-- START OF Material to process --

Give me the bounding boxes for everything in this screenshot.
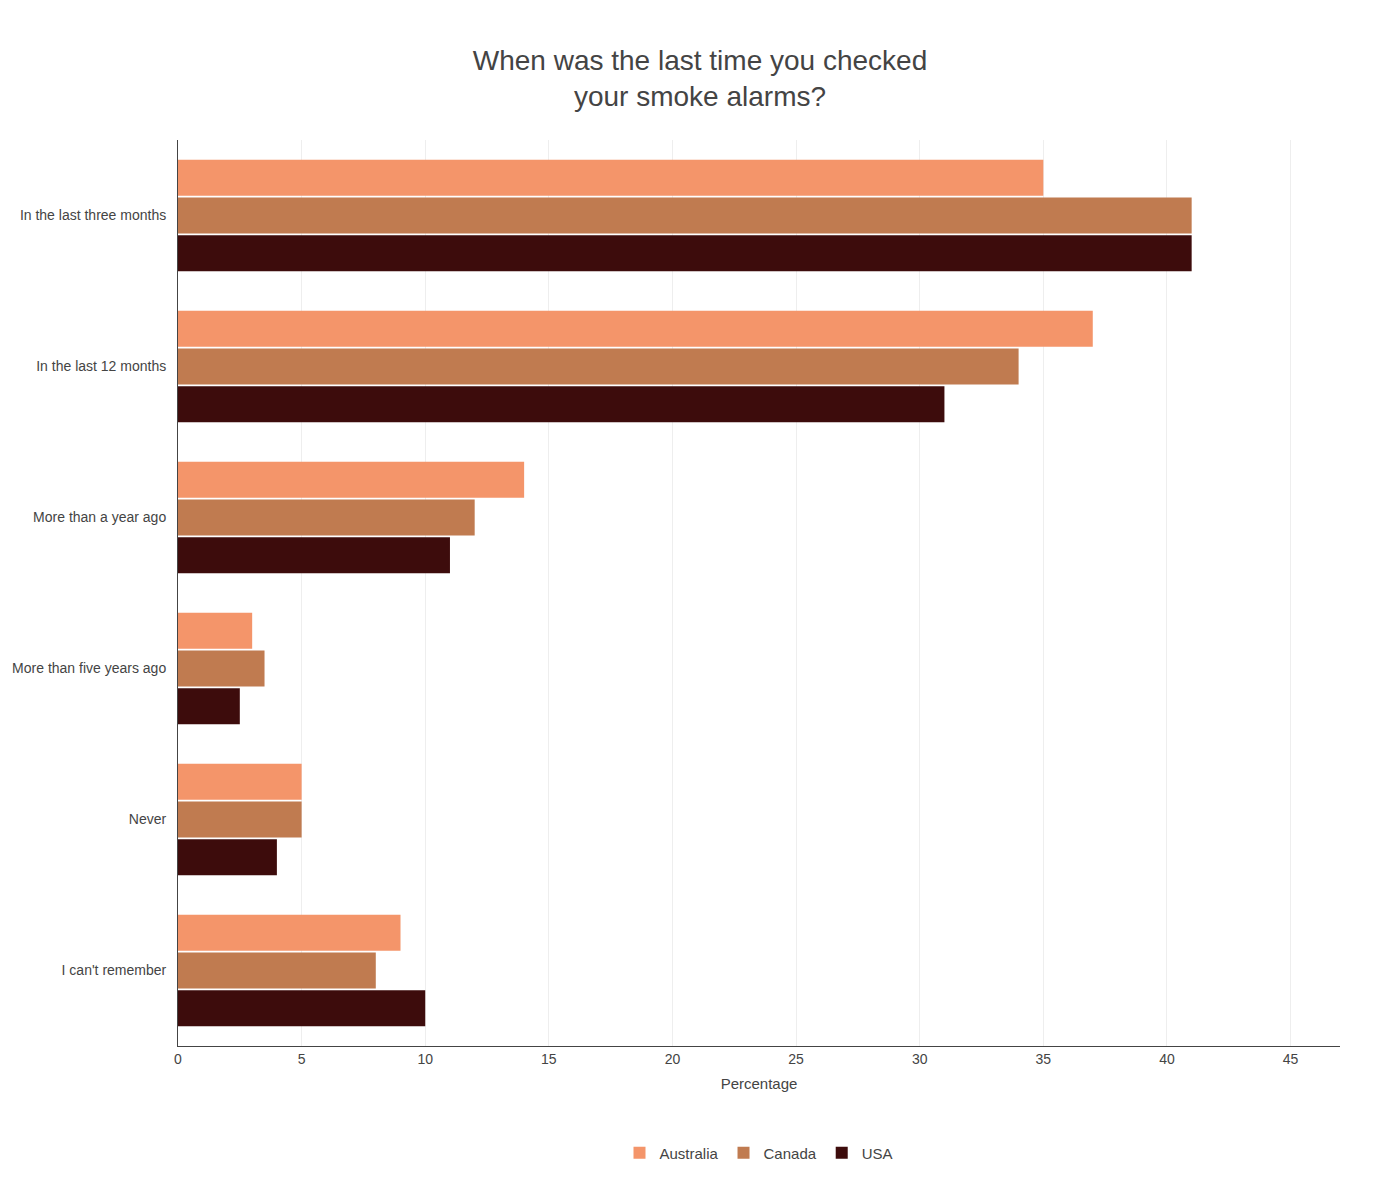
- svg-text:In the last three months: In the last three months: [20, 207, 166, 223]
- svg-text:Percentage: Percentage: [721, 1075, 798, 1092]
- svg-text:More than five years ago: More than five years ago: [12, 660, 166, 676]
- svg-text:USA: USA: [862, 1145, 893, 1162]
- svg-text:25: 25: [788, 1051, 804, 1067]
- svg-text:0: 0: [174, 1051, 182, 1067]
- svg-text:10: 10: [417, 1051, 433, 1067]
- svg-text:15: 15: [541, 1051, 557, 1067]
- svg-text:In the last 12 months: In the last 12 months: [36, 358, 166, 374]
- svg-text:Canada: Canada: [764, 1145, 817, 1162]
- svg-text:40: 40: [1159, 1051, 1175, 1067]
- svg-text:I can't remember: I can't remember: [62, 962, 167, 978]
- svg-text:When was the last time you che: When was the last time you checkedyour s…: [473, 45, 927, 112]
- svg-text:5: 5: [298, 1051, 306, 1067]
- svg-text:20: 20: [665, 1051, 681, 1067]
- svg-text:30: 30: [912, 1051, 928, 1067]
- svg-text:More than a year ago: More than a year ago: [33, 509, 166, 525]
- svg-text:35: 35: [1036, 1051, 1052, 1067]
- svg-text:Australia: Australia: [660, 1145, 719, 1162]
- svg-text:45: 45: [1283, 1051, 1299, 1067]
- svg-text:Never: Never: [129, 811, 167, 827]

-- END OF Material to process --

- The problem -
Recast every line of the entries above as a Markdown table with the columns Row and Entry line, numbering the rows and skipping blank lines. Leave the pictures out of the table.

- Problem solution -
| Row | Entry line |
|---|---|
| 1 | Give me the bounding boxes for everything in this screenshot. |
| 2 | - svg-text:In the last three months: In the last three months: [20, 207, 166, 223] |
| 3 | - svg-text:Percentage: Percentage: [721, 1075, 798, 1092] |
| 4 | - svg-text:More than five years ago: More than five years ago: [12, 660, 166, 676] |
| 5 | - svg-text:USA: USA: [862, 1145, 893, 1162] |
| 6 | - svg-text:25: 25: [788, 1051, 804, 1067] |
| 7 | - svg-text:0: 0: [174, 1051, 182, 1067] |
| 8 | - svg-text:10: 10: [417, 1051, 433, 1067] |
| 9 | - svg-text:15: 15: [541, 1051, 557, 1067] |
| 10 | - svg-text:In the last 12 months: In the last 12 months: [36, 358, 166, 374] |
| 11 | - svg-text:Canada: Canada: [764, 1145, 817, 1162] |
| 12 | - svg-text:40: 40: [1159, 1051, 1175, 1067] |
| 13 | - svg-text:I can't remember: I can't remember: [62, 962, 167, 978] |
| 14 | - svg-text:When was the last time you che: When was the last time you checkedyour s…: [473, 45, 927, 112] |
| 15 | - svg-text:5: 5: [298, 1051, 306, 1067] |
| 16 | - svg-text:20: 20: [665, 1051, 681, 1067] |
| 17 | - svg-text:30: 30: [912, 1051, 928, 1067] |
| 18 | - svg-text:More than a year ago: More than a year ago: [33, 509, 166, 525] |
| 19 | - svg-text:35: 35: [1036, 1051, 1052, 1067] |
| 20 | - svg-text:Australia: Australia: [660, 1145, 719, 1162] |
| 21 | - svg-text:45: 45: [1283, 1051, 1299, 1067] |
| 22 | - svg-text:Never: Never: [129, 811, 167, 827] |